┌─ DATA FOR THE TASK

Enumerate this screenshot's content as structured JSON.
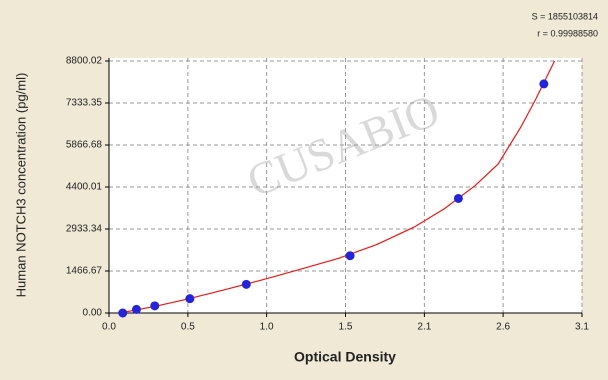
{
  "chart_data": {
    "type": "scatter",
    "x_label": "Optical Density",
    "y_label": "Human  NOTCH3 concentration (pg/ml)",
    "stats": [
      "S = 1855103814",
      "r = 0.99988580"
    ],
    "watermark": "CUSABIO",
    "xlim": [
      0,
      3.1
    ],
    "xticks": [
      {
        "value": 0,
        "label": "0.0"
      },
      {
        "value": 0.517,
        "label": "0.5"
      },
      {
        "value": 1.033,
        "label": "1.0"
      },
      {
        "value": 1.55,
        "label": "1.5"
      },
      {
        "value": 2.067,
        "label": "2.1"
      },
      {
        "value": 2.583,
        "label": "2.6"
      },
      {
        "value": 3.1,
        "label": "3.1"
      }
    ],
    "ylim": [
      0,
      8800.02
    ],
    "yticks": [
      {
        "value": 0,
        "label": "0.00"
      },
      1466.67,
      2933.34,
      4400.01,
      5866.68,
      7333.35,
      8800.02
    ],
    "grid": true,
    "points": {
      "color": "#2424d8",
      "x": [
        0.09,
        0.18,
        0.3,
        0.53,
        0.9,
        1.58,
        2.29,
        2.85
      ],
      "y": [
        0,
        125,
        250,
        500,
        1000,
        2000,
        4000,
        8000
      ]
    },
    "curve": {
      "color": "#e81818",
      "x": [
        0.07,
        0.3,
        0.5,
        0.75,
        1.0,
        1.25,
        1.5,
        1.75,
        2.0,
        2.2,
        2.4,
        2.55,
        2.7,
        2.8,
        2.92
      ],
      "y": [
        0,
        230,
        470,
        800,
        1150,
        1520,
        1900,
        2380,
        3000,
        3650,
        4450,
        5200,
        6500,
        7500,
        8800
      ]
    }
  }
}
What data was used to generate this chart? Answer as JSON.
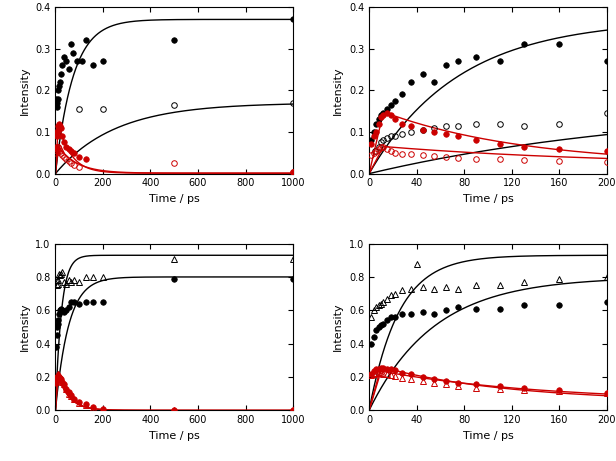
{
  "panels": [
    {
      "label": "top_left",
      "xlim": [
        0,
        1000
      ],
      "ylim": [
        0,
        0.4
      ],
      "xticks": [
        0,
        200,
        400,
        600,
        800,
        1000
      ],
      "yticks": [
        0.0,
        0.1,
        0.2,
        0.3,
        0.4
      ],
      "xlabel": "Time / ps",
      "ylabel": "Intensity",
      "black_filled_data": [
        [
          2,
          0.18
        ],
        [
          5,
          0.16
        ],
        [
          8,
          0.17
        ],
        [
          10,
          0.18
        ],
        [
          12,
          0.2
        ],
        [
          15,
          0.21
        ],
        [
          18,
          0.22
        ],
        [
          22,
          0.24
        ],
        [
          28,
          0.26
        ],
        [
          35,
          0.28
        ],
        [
          45,
          0.27
        ],
        [
          55,
          0.25
        ],
        [
          65,
          0.31
        ],
        [
          75,
          0.29
        ],
        [
          90,
          0.27
        ],
        [
          110,
          0.27
        ],
        [
          130,
          0.32
        ],
        [
          160,
          0.26
        ],
        [
          200,
          0.27
        ],
        [
          500,
          0.32
        ],
        [
          1000,
          0.37
        ]
      ],
      "black_open_data": [
        [
          100,
          0.155
        ],
        [
          200,
          0.155
        ],
        [
          500,
          0.165
        ],
        [
          1000,
          0.17
        ]
      ],
      "red_filled_data": [
        [
          2,
          0.065
        ],
        [
          5,
          0.09
        ],
        [
          8,
          0.1
        ],
        [
          10,
          0.105
        ],
        [
          12,
          0.115
        ],
        [
          15,
          0.12
        ],
        [
          18,
          0.115
        ],
        [
          22,
          0.11
        ],
        [
          28,
          0.09
        ],
        [
          35,
          0.075
        ],
        [
          45,
          0.065
        ],
        [
          55,
          0.06
        ],
        [
          65,
          0.055
        ],
        [
          80,
          0.05
        ],
        [
          100,
          0.04
        ],
        [
          130,
          0.035
        ],
        [
          1000,
          0.005
        ]
      ],
      "red_open_data": [
        [
          2,
          0.05
        ],
        [
          5,
          0.055
        ],
        [
          8,
          0.06
        ],
        [
          10,
          0.065
        ],
        [
          12,
          0.065
        ],
        [
          15,
          0.06
        ],
        [
          18,
          0.055
        ],
        [
          22,
          0.05
        ],
        [
          28,
          0.045
        ],
        [
          35,
          0.04
        ],
        [
          45,
          0.035
        ],
        [
          55,
          0.03
        ],
        [
          65,
          0.025
        ],
        [
          80,
          0.02
        ],
        [
          100,
          0.015
        ],
        [
          500,
          0.025
        ],
        [
          1000,
          0.005
        ]
      ],
      "bf_fit": {
        "a": 0.37,
        "tau": 75
      },
      "bo_fit": {
        "a": 0.17,
        "tau": 250
      },
      "rf_fit": {
        "peak": 0.12,
        "t_peak": 12,
        "tau_decay": 55,
        "c": 0.001
      },
      "ro_fit": {
        "peak": 0.065,
        "t_peak": 12,
        "tau_decay": 80,
        "c": 0.001
      }
    },
    {
      "label": "top_right",
      "xlim": [
        0,
        200
      ],
      "ylim": [
        0,
        0.4
      ],
      "xticks": [
        0,
        40,
        80,
        120,
        160,
        200
      ],
      "yticks": [
        0.0,
        0.1,
        0.2,
        0.3,
        0.4
      ],
      "xlabel": "Time / ps",
      "ylabel": "Intensity",
      "black_filled_data": [
        [
          2,
          0.08
        ],
        [
          4,
          0.1
        ],
        [
          6,
          0.12
        ],
        [
          8,
          0.13
        ],
        [
          10,
          0.14
        ],
        [
          12,
          0.145
        ],
        [
          15,
          0.155
        ],
        [
          18,
          0.165
        ],
        [
          22,
          0.175
        ],
        [
          28,
          0.19
        ],
        [
          35,
          0.22
        ],
        [
          45,
          0.24
        ],
        [
          55,
          0.22
        ],
        [
          65,
          0.26
        ],
        [
          75,
          0.27
        ],
        [
          90,
          0.28
        ],
        [
          110,
          0.27
        ],
        [
          130,
          0.31
        ],
        [
          160,
          0.31
        ],
        [
          200,
          0.27
        ]
      ],
      "black_open_data": [
        [
          5,
          0.055
        ],
        [
          8,
          0.065
        ],
        [
          10,
          0.075
        ],
        [
          12,
          0.08
        ],
        [
          15,
          0.085
        ],
        [
          18,
          0.09
        ],
        [
          22,
          0.09
        ],
        [
          28,
          0.095
        ],
        [
          35,
          0.1
        ],
        [
          45,
          0.105
        ],
        [
          55,
          0.11
        ],
        [
          65,
          0.115
        ],
        [
          75,
          0.115
        ],
        [
          90,
          0.12
        ],
        [
          110,
          0.12
        ],
        [
          130,
          0.115
        ],
        [
          160,
          0.12
        ],
        [
          200,
          0.145
        ]
      ],
      "red_filled_data": [
        [
          2,
          0.07
        ],
        [
          4,
          0.09
        ],
        [
          6,
          0.1
        ],
        [
          8,
          0.12
        ],
        [
          10,
          0.135
        ],
        [
          12,
          0.14
        ],
        [
          15,
          0.145
        ],
        [
          18,
          0.14
        ],
        [
          22,
          0.13
        ],
        [
          28,
          0.12
        ],
        [
          35,
          0.115
        ],
        [
          45,
          0.105
        ],
        [
          55,
          0.1
        ],
        [
          65,
          0.095
        ],
        [
          75,
          0.09
        ],
        [
          90,
          0.08
        ],
        [
          110,
          0.07
        ],
        [
          130,
          0.065
        ],
        [
          160,
          0.06
        ],
        [
          200,
          0.055
        ]
      ],
      "red_open_data": [
        [
          2,
          0.045
        ],
        [
          4,
          0.05
        ],
        [
          6,
          0.055
        ],
        [
          8,
          0.06
        ],
        [
          10,
          0.065
        ],
        [
          12,
          0.065
        ],
        [
          15,
          0.06
        ],
        [
          18,
          0.055
        ],
        [
          22,
          0.05
        ],
        [
          28,
          0.048
        ],
        [
          35,
          0.046
        ],
        [
          45,
          0.044
        ],
        [
          55,
          0.042
        ],
        [
          65,
          0.04
        ],
        [
          75,
          0.038
        ],
        [
          90,
          0.036
        ],
        [
          110,
          0.034
        ],
        [
          130,
          0.032
        ],
        [
          160,
          0.03
        ],
        [
          200,
          0.028
        ]
      ],
      "bf_fit": {
        "a": 0.37,
        "tau": 75
      },
      "bo_fit": {
        "a": 0.17,
        "tau": 250
      },
      "rf_fit": {
        "peak": 0.148,
        "t_peak": 12,
        "tau_decay": 120,
        "c": 0.02
      },
      "ro_fit": {
        "peak": 0.065,
        "t_peak": 12,
        "tau_decay": 200,
        "c": 0.018
      }
    },
    {
      "label": "bottom_left",
      "xlim": [
        0,
        1000
      ],
      "ylim": [
        0,
        1.0
      ],
      "xticks": [
        0,
        200,
        400,
        600,
        800,
        1000
      ],
      "yticks": [
        0.0,
        0.2,
        0.4,
        0.6,
        0.8,
        1.0
      ],
      "xlabel": "Time / ps",
      "ylabel": "Intensity",
      "black_tri_data": [
        [
          5,
          0.75
        ],
        [
          8,
          0.78
        ],
        [
          10,
          0.76
        ],
        [
          12,
          0.78
        ],
        [
          15,
          0.82
        ],
        [
          18,
          0.81
        ],
        [
          22,
          0.82
        ],
        [
          28,
          0.83
        ],
        [
          35,
          0.77
        ],
        [
          45,
          0.76
        ],
        [
          55,
          0.78
        ],
        [
          65,
          0.77
        ],
        [
          80,
          0.78
        ],
        [
          100,
          0.77
        ],
        [
          130,
          0.8
        ],
        [
          160,
          0.8
        ],
        [
          200,
          0.8
        ],
        [
          500,
          0.91
        ],
        [
          1000,
          0.91
        ]
      ],
      "black_filled_data": [
        [
          2,
          0.38
        ],
        [
          5,
          0.45
        ],
        [
          8,
          0.5
        ],
        [
          10,
          0.52
        ],
        [
          12,
          0.54
        ],
        [
          15,
          0.58
        ],
        [
          18,
          0.6
        ],
        [
          22,
          0.61
        ],
        [
          28,
          0.6
        ],
        [
          35,
          0.59
        ],
        [
          45,
          0.6
        ],
        [
          55,
          0.62
        ],
        [
          65,
          0.65
        ],
        [
          80,
          0.65
        ],
        [
          100,
          0.64
        ],
        [
          130,
          0.65
        ],
        [
          160,
          0.65
        ],
        [
          200,
          0.65
        ],
        [
          500,
          0.79
        ],
        [
          1000,
          0.79
        ]
      ],
      "red_filled_data": [
        [
          2,
          0.165
        ],
        [
          4,
          0.175
        ],
        [
          6,
          0.19
        ],
        [
          8,
          0.2
        ],
        [
          10,
          0.205
        ],
        [
          12,
          0.205
        ],
        [
          15,
          0.2
        ],
        [
          18,
          0.195
        ],
        [
          22,
          0.185
        ],
        [
          28,
          0.17
        ],
        [
          35,
          0.155
        ],
        [
          45,
          0.13
        ],
        [
          55,
          0.11
        ],
        [
          65,
          0.09
        ],
        [
          80,
          0.07
        ],
        [
          100,
          0.05
        ],
        [
          130,
          0.035
        ],
        [
          160,
          0.02
        ],
        [
          200,
          0.01
        ],
        [
          500,
          0.002
        ],
        [
          1000,
          0.0
        ]
      ],
      "red_tri_data": [
        [
          2,
          0.175
        ],
        [
          4,
          0.19
        ],
        [
          6,
          0.2
        ],
        [
          8,
          0.21
        ],
        [
          10,
          0.215
        ],
        [
          12,
          0.215
        ],
        [
          15,
          0.21
        ],
        [
          18,
          0.2
        ],
        [
          22,
          0.19
        ],
        [
          28,
          0.17
        ],
        [
          35,
          0.155
        ],
        [
          45,
          0.13
        ],
        [
          55,
          0.1
        ],
        [
          65,
          0.085
        ],
        [
          80,
          0.065
        ],
        [
          100,
          0.045
        ],
        [
          130,
          0.03
        ],
        [
          160,
          0.015
        ],
        [
          200,
          0.01
        ],
        [
          500,
          0.002
        ],
        [
          1000,
          0.0
        ]
      ],
      "bt_fit": {
        "a": 0.93,
        "tau": 25
      },
      "bf_fit": {
        "a": 0.8,
        "tau": 55
      },
      "rf_fit": {
        "peak": 0.21,
        "t_peak": 10,
        "tau_decay": 50,
        "c": 0.0
      },
      "rt_fit": {
        "peak": 0.215,
        "t_peak": 10,
        "tau_decay": 48,
        "c": 0.0
      }
    },
    {
      "label": "bottom_right",
      "xlim": [
        0,
        200
      ],
      "ylim": [
        0,
        1.0
      ],
      "xticks": [
        0,
        40,
        80,
        120,
        160,
        200
      ],
      "yticks": [
        0.0,
        0.2,
        0.4,
        0.6,
        0.8,
        1.0
      ],
      "xlabel": "Time / ps",
      "ylabel": "Intensity",
      "black_tri_data": [
        [
          2,
          0.56
        ],
        [
          4,
          0.6
        ],
        [
          6,
          0.62
        ],
        [
          8,
          0.63
        ],
        [
          10,
          0.64
        ],
        [
          12,
          0.65
        ],
        [
          15,
          0.67
        ],
        [
          18,
          0.69
        ],
        [
          22,
          0.7
        ],
        [
          28,
          0.72
        ],
        [
          35,
          0.73
        ],
        [
          45,
          0.74
        ],
        [
          55,
          0.73
        ],
        [
          65,
          0.74
        ],
        [
          75,
          0.73
        ],
        [
          90,
          0.75
        ],
        [
          110,
          0.75
        ],
        [
          130,
          0.77
        ],
        [
          160,
          0.79
        ],
        [
          200,
          0.8
        ],
        [
          40,
          0.88
        ]
      ],
      "black_filled_data": [
        [
          2,
          0.4
        ],
        [
          4,
          0.44
        ],
        [
          6,
          0.48
        ],
        [
          8,
          0.5
        ],
        [
          10,
          0.51
        ],
        [
          12,
          0.52
        ],
        [
          15,
          0.54
        ],
        [
          18,
          0.56
        ],
        [
          22,
          0.56
        ],
        [
          28,
          0.58
        ],
        [
          35,
          0.58
        ],
        [
          45,
          0.59
        ],
        [
          55,
          0.58
        ],
        [
          65,
          0.6
        ],
        [
          75,
          0.62
        ],
        [
          90,
          0.61
        ],
        [
          110,
          0.61
        ],
        [
          130,
          0.63
        ],
        [
          160,
          0.63
        ],
        [
          200,
          0.65
        ]
      ],
      "red_filled_data": [
        [
          2,
          0.22
        ],
        [
          4,
          0.235
        ],
        [
          6,
          0.245
        ],
        [
          8,
          0.25
        ],
        [
          10,
          0.255
        ],
        [
          12,
          0.255
        ],
        [
          15,
          0.25
        ],
        [
          18,
          0.245
        ],
        [
          22,
          0.24
        ],
        [
          28,
          0.225
        ],
        [
          35,
          0.215
        ],
        [
          45,
          0.2
        ],
        [
          55,
          0.19
        ],
        [
          65,
          0.175
        ],
        [
          75,
          0.165
        ],
        [
          90,
          0.155
        ],
        [
          110,
          0.145
        ],
        [
          130,
          0.135
        ],
        [
          160,
          0.12
        ],
        [
          200,
          0.105
        ]
      ],
      "red_tri_data": [
        [
          2,
          0.21
        ],
        [
          4,
          0.22
        ],
        [
          6,
          0.225
        ],
        [
          8,
          0.23
        ],
        [
          10,
          0.225
        ],
        [
          12,
          0.22
        ],
        [
          15,
          0.215
        ],
        [
          18,
          0.21
        ],
        [
          22,
          0.205
        ],
        [
          28,
          0.195
        ],
        [
          35,
          0.185
        ],
        [
          45,
          0.175
        ],
        [
          55,
          0.165
        ],
        [
          65,
          0.155
        ],
        [
          75,
          0.145
        ],
        [
          90,
          0.135
        ],
        [
          110,
          0.13
        ],
        [
          130,
          0.12
        ],
        [
          160,
          0.115
        ],
        [
          200,
          0.105
        ]
      ],
      "bt_fit": {
        "a": 0.93,
        "tau": 25
      },
      "bf_fit": {
        "a": 0.8,
        "tau": 55
      },
      "rf_fit": {
        "peak": 0.26,
        "t_peak": 10,
        "tau_decay": 110,
        "c": 0.05
      },
      "rt_fit": {
        "peak": 0.235,
        "t_peak": 10,
        "tau_decay": 140,
        "c": 0.05
      }
    }
  ],
  "black_color": "#000000",
  "red_color": "#cc0000",
  "marker_size": 4,
  "line_width": 1.0,
  "font_size": 8
}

└─

From the listing above, copy out each line where the word "value" appears.

        "value": 0,
        "value": 0.517,
        "value": 1.033,
        "value": 1.55,
        "value": 2.067,
        "value": 2.583,
        "value": 3.1,
        "value": 0,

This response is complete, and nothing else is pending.